Give a count of the lines below that have the string "this" in them, with no other words.
+ + + + +
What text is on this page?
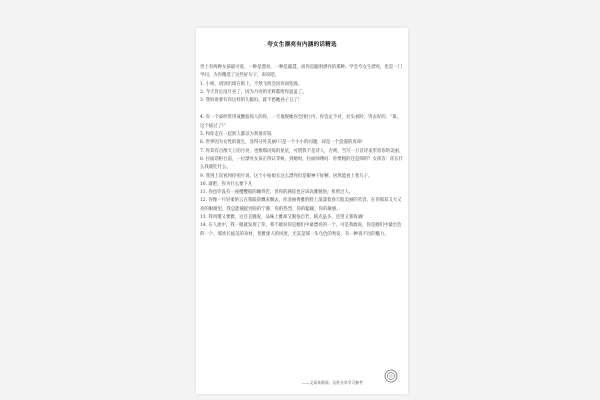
夸女生漂亮有内涵的话精选

世上有两种女孩最可爱，一种是漂亮，一种是聪慧，而你是聪明漂亮的那种。学会夸女生漂亮，也是一门学问，为你精选了这些好句子，说说吧。

1. 小姐，请别出现在街上，不然飞机会因你而坠毁。

2. 今天肯定没月亮了，因为月亮的光辉都给你遮盖了。

3. 我妈说要有你这样的儿媳妇，就不愁她孙子丑了！

4. 有一个姿经常用戒酸报惊人的你，一天他现她你全围行内，你会定不对，拉头看时，突去好的，“靠，这个拔过了!”

5. 和你走在一起别人都以为我很有钱

6. 世界因为女性的诞生，显得分外美丽!只是一个小小的问题，却是一个浪漫的真谛!

7. 你其有点像天上的月亮，也像那闪烁的星星，可惜我不是诗人，否则，当写一万首诗来形容你的美丽。

8. 拉面话柜台前，一位漂亮女孩正得认等候，到她时，拉面师傅问：你要粗的还是细的？女孩答：你长什么我就吃什么。

9. 我到上次看到你照片说，这个小姑娘长这么漂亮但是眼神不好啊，居然能看上我儿子。

10. 就吧，你为什么要下凡

11. 你也许没有一座樱樱般的蹦得若，但你的满哇也应该高雅脱俗，机智过人。

12. 你像一片轻柔的云在我眼前飘来飘去，你清丽秀雅的脸上荡漾着春天般美丽的笑容，在你那双又大又亮的眼睛里，我总能捕捉到你的宁静，你的热烈，你的聪颖，你的敏感。

13. 我风慢又要雅，这目且腾发，品味上雅却又脱俗自若，缺点虽多，还望又寡海涵!

14. 在人流中，我一眼就发现了你，我不敢说你是她们中最漂亮的一个，可是我敢说，你是她们中最出色的一个。那坎长披美的身材，优雅迷人的风度，尤其是那一头乌色的秀发，有一种说不出的魅力。

——文章来源网，仅供分享学习参考
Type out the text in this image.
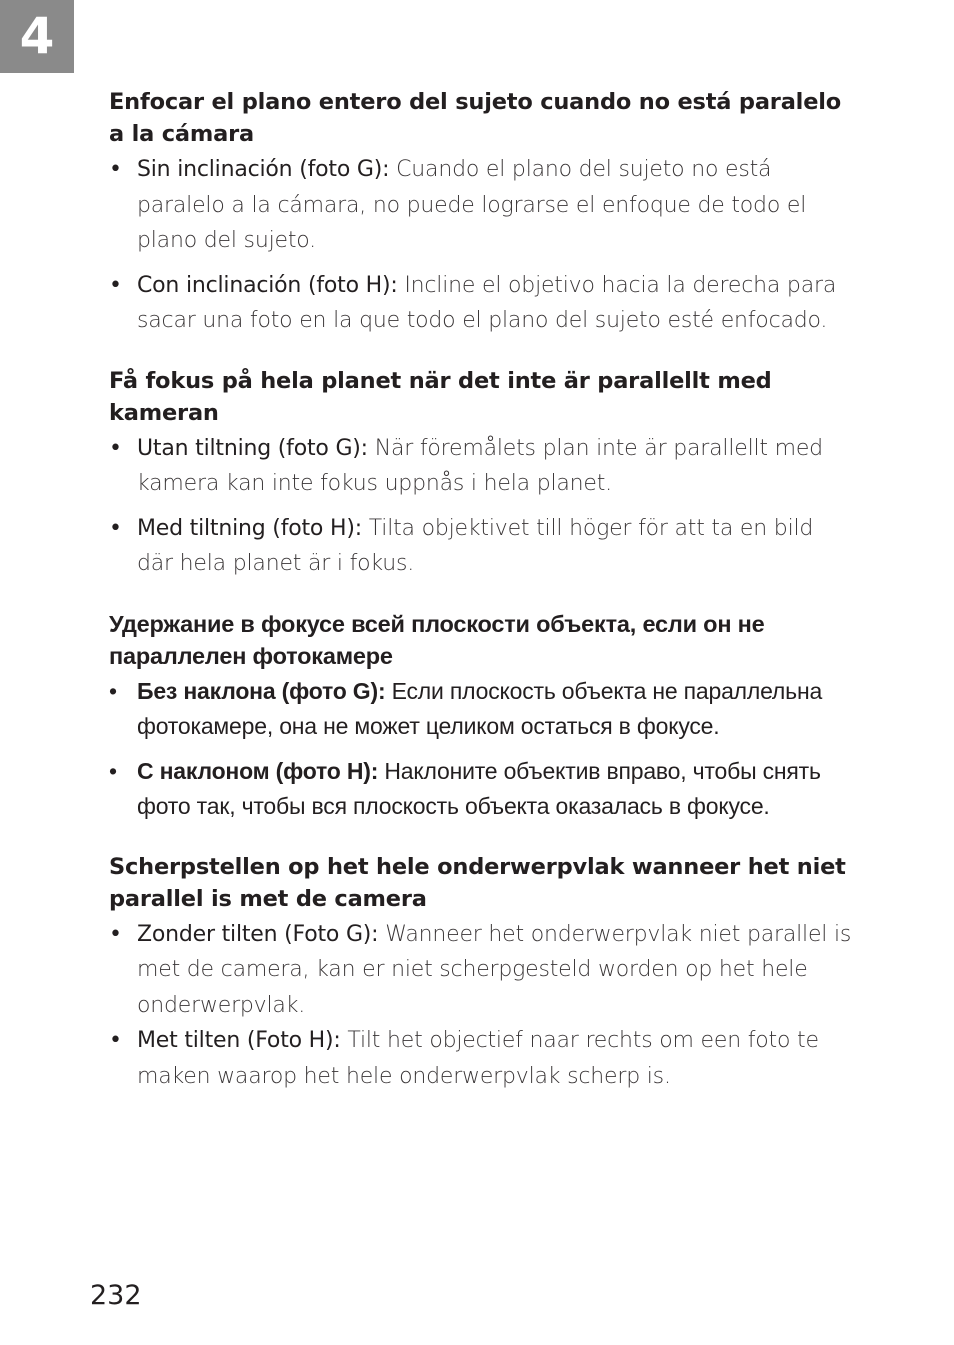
4
Enfocar el plano entero del sujeto cuando no está paralelo a la cámara
• Sin inclinación (foto G): Cuando el plano del sujeto no está paralelo a la cámara, no puede lograrse el enfoque de todo el plano del sujeto.
• Con inclinación (foto H): Incline el objetivo hacia la derecha para sacar una foto en la que todo el plano del sujeto esté enfocado.
Få fokus på hela planet när det inte är parallellt med kameran
• Utan tiltning (foto G): När föremålets plan inte är parallellt med kamera kan inte fokus uppnås i hela planet.
• Med tiltning (foto H): Tilta objektivet till höger för att ta en bild där hela planet är i fokus.
Удержание в фокусе всей плоскости объекта, если он не параллелен фотокамере
• Без наклона (фото G): Если плоскость объекта не параллельна фотокамере, она не может целиком остаться в фокусе.
• С наклоном (фото H): Наклоните объектив вправо, чтобы снять фото так, чтобы вся плоскость объекта оказалась в фокусе.
Scherpstellen op het hele onderwerpvlak wanneer het niet parallel is met de camera
• Zonder tilten (Foto G): Wanneer het onderwerpvlak niet parallel is met de camera, kan er niet scherpgesteld worden op het hele onderwerpvlak.
• Met tilten (Foto H): Tilt het objectief naar rechts om een foto te maken waarop het hele onderwerpvlak scherp is.
232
+ + + + +
• [EXERCISE OUTPUT]: 2